Input for this task:
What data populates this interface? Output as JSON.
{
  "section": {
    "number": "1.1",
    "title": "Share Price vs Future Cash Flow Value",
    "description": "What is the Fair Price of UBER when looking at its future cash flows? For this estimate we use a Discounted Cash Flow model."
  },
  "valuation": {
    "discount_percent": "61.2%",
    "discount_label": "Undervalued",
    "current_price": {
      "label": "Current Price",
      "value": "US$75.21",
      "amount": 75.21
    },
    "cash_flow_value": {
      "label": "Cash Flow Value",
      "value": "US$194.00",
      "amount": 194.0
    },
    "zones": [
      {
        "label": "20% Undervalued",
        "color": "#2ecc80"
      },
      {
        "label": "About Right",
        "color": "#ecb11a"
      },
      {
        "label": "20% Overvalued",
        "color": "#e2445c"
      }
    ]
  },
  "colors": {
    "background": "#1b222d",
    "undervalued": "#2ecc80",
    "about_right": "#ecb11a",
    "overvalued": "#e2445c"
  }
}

Aim: Every entry should be printed again exactly as written.

Result:
What data populates this interface? Output as JSON.
{
  "section": {
    "number": "1.1",
    "title": "Share Price vs Future Cash Flow Value",
    "description": "What is the Fair Price of UBER when looking at its future cash flows? For this estimate we use a Discounted Cash Flow model."
  },
  "valuation": {
    "discount_percent": "61.2%",
    "discount_label": "Undervalued",
    "current_price": {
      "label": "Current Price",
      "value": "US$75.21",
      "amount": 75.21
    },
    "cash_flow_value": {
      "label": "Cash Flow Value",
      "value": "US$194.00",
      "amount": 194.0
    },
    "zones": [
      {
        "label": "20% Undervalued",
        "color": "#2ecc80"
      },
      {
        "label": "About Right",
        "color": "#ecb11a"
      },
      {
        "label": "20% Overvalued",
        "color": "#e2445c"
      }
    ]
  },
  "colors": {
    "background": "#1b222d",
    "undervalued": "#2ecc80",
    "about_right": "#ecb11a",
    "overvalued": "#e2445c"
  }
}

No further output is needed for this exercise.